— begin Provided entries —

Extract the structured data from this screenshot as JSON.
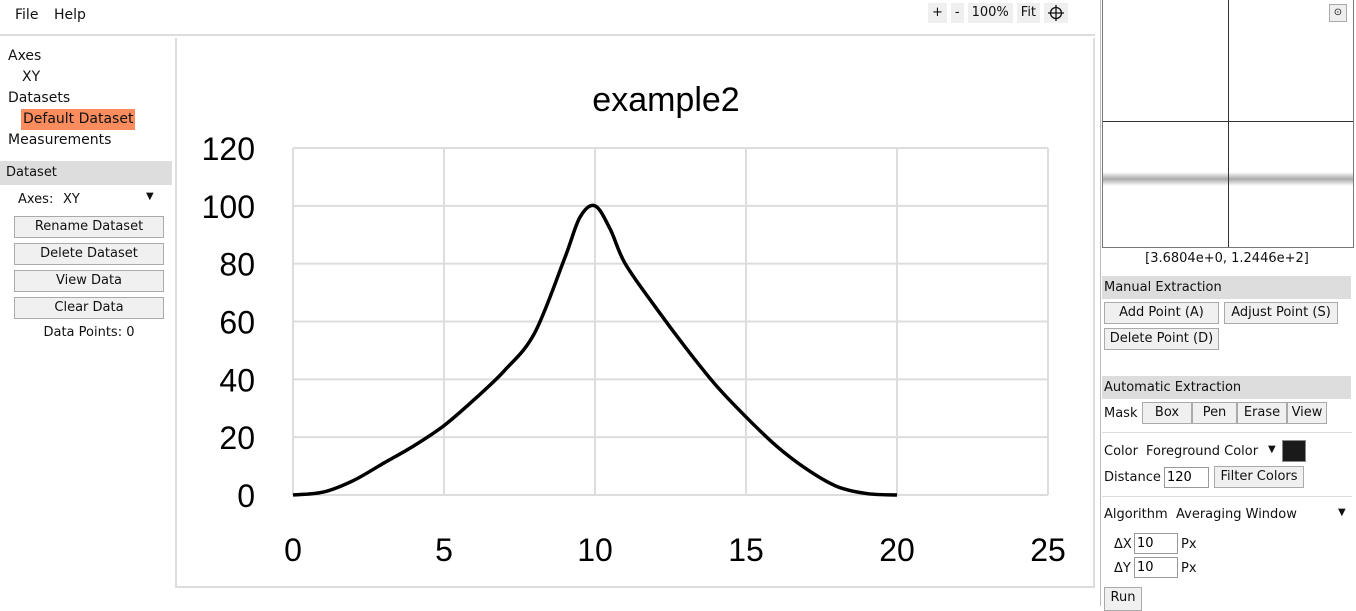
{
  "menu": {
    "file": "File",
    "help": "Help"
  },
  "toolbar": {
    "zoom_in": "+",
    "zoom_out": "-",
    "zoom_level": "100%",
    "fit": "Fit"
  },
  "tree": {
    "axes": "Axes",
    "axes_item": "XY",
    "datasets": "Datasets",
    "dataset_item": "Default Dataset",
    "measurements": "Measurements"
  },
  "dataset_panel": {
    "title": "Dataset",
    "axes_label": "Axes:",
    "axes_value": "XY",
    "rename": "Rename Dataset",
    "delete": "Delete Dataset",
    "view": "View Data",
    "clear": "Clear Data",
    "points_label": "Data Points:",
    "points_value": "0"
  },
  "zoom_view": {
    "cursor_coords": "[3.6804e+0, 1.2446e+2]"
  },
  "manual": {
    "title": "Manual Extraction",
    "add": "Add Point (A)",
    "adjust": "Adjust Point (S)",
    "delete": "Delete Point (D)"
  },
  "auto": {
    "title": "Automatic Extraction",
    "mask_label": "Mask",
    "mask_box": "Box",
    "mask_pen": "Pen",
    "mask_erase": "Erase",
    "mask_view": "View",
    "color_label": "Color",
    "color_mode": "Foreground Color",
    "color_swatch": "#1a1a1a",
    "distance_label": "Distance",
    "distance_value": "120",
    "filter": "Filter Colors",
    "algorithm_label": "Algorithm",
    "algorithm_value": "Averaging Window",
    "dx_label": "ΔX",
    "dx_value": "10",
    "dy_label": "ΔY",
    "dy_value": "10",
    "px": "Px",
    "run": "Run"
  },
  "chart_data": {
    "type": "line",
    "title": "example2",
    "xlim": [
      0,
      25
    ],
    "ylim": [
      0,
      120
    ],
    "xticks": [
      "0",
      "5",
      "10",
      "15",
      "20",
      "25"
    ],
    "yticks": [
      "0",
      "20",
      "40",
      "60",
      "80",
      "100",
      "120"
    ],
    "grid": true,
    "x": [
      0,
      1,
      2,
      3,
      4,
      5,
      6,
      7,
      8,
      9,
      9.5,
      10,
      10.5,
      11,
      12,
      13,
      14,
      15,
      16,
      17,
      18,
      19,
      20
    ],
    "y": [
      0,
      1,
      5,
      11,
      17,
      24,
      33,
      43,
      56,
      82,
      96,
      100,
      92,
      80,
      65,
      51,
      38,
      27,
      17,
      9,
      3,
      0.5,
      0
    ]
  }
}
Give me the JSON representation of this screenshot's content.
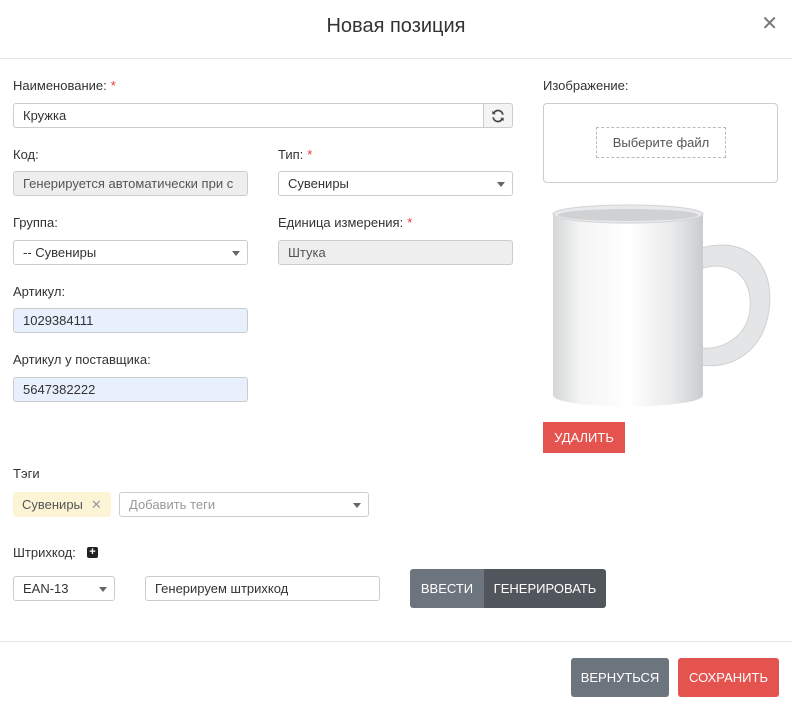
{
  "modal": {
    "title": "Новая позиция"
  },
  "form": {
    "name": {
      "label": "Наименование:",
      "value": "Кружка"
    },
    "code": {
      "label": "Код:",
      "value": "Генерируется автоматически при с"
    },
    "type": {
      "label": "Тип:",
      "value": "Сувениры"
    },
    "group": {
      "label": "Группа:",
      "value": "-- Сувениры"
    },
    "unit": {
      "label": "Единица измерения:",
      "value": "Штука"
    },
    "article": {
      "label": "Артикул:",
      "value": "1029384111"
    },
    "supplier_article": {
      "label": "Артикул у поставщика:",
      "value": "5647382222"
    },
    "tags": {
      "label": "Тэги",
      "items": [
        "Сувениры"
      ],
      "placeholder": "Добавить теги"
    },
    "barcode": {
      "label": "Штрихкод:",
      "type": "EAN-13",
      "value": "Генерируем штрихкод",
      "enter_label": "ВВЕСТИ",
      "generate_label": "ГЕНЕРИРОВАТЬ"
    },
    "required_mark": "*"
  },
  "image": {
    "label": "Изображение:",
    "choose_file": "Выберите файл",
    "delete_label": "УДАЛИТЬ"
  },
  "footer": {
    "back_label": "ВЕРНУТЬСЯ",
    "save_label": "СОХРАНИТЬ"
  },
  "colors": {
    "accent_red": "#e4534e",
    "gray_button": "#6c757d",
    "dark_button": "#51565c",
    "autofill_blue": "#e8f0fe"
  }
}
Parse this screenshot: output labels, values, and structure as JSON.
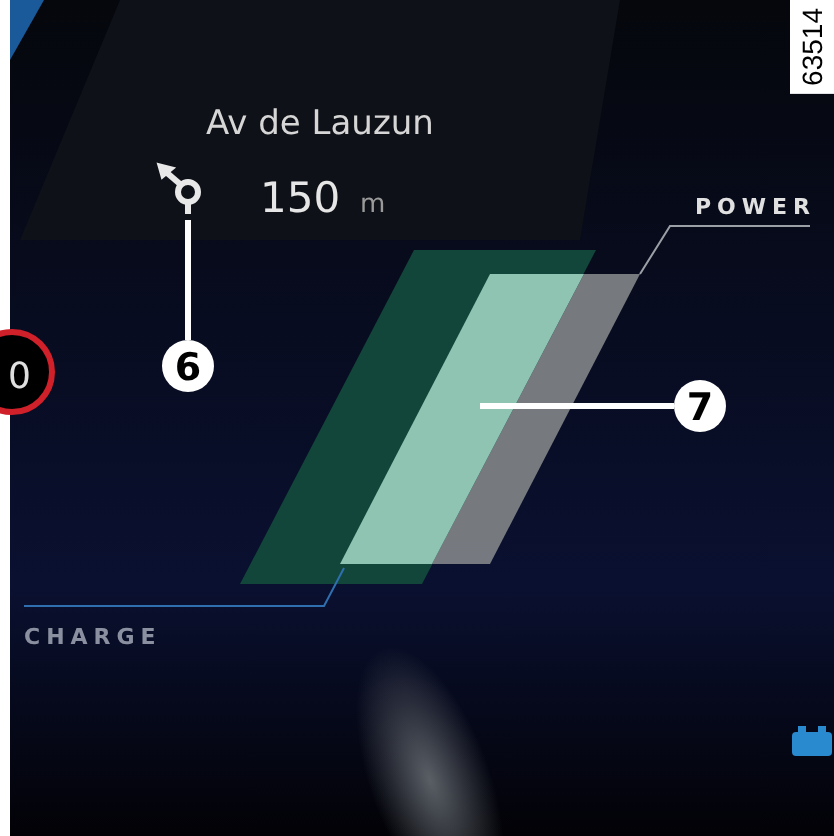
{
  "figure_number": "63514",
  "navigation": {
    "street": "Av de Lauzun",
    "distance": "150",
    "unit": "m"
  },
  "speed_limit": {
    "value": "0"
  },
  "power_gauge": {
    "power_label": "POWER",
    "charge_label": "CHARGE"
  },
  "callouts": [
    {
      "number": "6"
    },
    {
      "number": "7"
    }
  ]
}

— end Provided entries —

## Task to carry out
Print each of the records above exactly as written, leaving no picture in the copy.

## Exercise answer
Extract the structured data from this screenshot as JSON.
{
  "menu": {
    "file": "File",
    "help": "Help"
  },
  "toolbar": {
    "zoom_in": "+",
    "zoom_out": "-",
    "zoom_level": "100%",
    "fit": "Fit"
  },
  "tree": {
    "axes": "Axes",
    "axes_item": "XY",
    "datasets": "Datasets",
    "dataset_item": "Default Dataset",
    "measurements": "Measurements"
  },
  "dataset_panel": {
    "title": "Dataset",
    "axes_label": "Axes:",
    "axes_value": "XY",
    "rename": "Rename Dataset",
    "delete": "Delete Dataset",
    "view": "View Data",
    "clear": "Clear Data",
    "points_label": "Data Points:",
    "points_value": "0"
  },
  "zoom_view": {
    "cursor_coords": "[3.6804e+0, 1.2446e+2]"
  },
  "manual": {
    "title": "Manual Extraction",
    "add": "Add Point (A)",
    "adjust": "Adjust Point (S)",
    "delete": "Delete Point (D)"
  },
  "auto": {
    "title": "Automatic Extraction",
    "mask_label": "Mask",
    "mask_box": "Box",
    "mask_pen": "Pen",
    "mask_erase": "Erase",
    "mask_view": "View",
    "color_label": "Color",
    "color_mode": "Foreground Color",
    "color_swatch": "#1a1a1a",
    "distance_label": "Distance",
    "distance_value": "120",
    "filter": "Filter Colors",
    "algorithm_label": "Algorithm",
    "algorithm_value": "Averaging Window",
    "dx_label": "ΔX",
    "dx_value": "10",
    "dy_label": "ΔY",
    "dy_value": "10",
    "px": "Px",
    "run": "Run"
  },
  "chart_data": {
    "type": "line",
    "title": "example2",
    "xlim": [
      0,
      25
    ],
    "ylim": [
      0,
      120
    ],
    "xticks": [
      "0",
      "5",
      "10",
      "15",
      "20",
      "25"
    ],
    "yticks": [
      "0",
      "20",
      "40",
      "60",
      "80",
      "100",
      "120"
    ],
    "grid": true,
    "x": [
      0,
      1,
      2,
      3,
      4,
      5,
      6,
      7,
      8,
      9,
      9.5,
      10,
      10.5,
      11,
      12,
      13,
      14,
      15,
      16,
      17,
      18,
      19,
      20
    ],
    "y": [
      0,
      1,
      5,
      11,
      17,
      24,
      33,
      43,
      56,
      82,
      96,
      100,
      92,
      80,
      65,
      51,
      38,
      27,
      17,
      9,
      3,
      0.5,
      0
    ]
  }
}
Give me the JSON representation of this screenshot's content.
{
  "modal": {
    "title": "Новая позиция"
  },
  "form": {
    "name": {
      "label": "Наименование:",
      "value": "Кружка"
    },
    "code": {
      "label": "Код:",
      "value": "Генерируется автоматически при с"
    },
    "type": {
      "label": "Тип:",
      "value": "Сувениры"
    },
    "group": {
      "label": "Группа:",
      "value": "-- Сувениры"
    },
    "unit": {
      "label": "Единица измерения:",
      "value": "Штука"
    },
    "article": {
      "label": "Артикул:",
      "value": "1029384111"
    },
    "supplier_article": {
      "label": "Артикул у поставщика:",
      "value": "5647382222"
    },
    "tags": {
      "label": "Тэги",
      "items": [
        "Сувениры"
      ],
      "placeholder": "Добавить теги"
    },
    "barcode": {
      "label": "Штрихкод:",
      "type": "EAN-13",
      "value": "Генерируем штрихкод",
      "enter_label": "ВВЕСТИ",
      "generate_label": "ГЕНЕРИРОВАТЬ"
    },
    "required_mark": "*"
  },
  "image": {
    "label": "Изображение:",
    "choose_file": "Выберите файл",
    "delete_label": "УДАЛИТЬ"
  },
  "footer": {
    "back_label": "ВЕРНУТЬСЯ",
    "save_label": "СОХРАНИТЬ"
  },
  "colors": {
    "accent_red": "#e4534e",
    "gray_button": "#6c757d",
    "dark_button": "#51565c",
    "autofill_blue": "#e8f0fe"
  }
}
Parse this screenshot: output labels, values, and structure as JSON.
{
  "figure_number": "63514",
  "navigation": {
    "street": "Av de Lauzun",
    "distance": "150",
    "unit": "m"
  },
  "speed_limit": {
    "value": "0"
  },
  "power_gauge": {
    "power_label": "POWER",
    "charge_label": "CHARGE"
  },
  "callouts": [
    {
      "number": "6"
    },
    {
      "number": "7"
    }
  ]
}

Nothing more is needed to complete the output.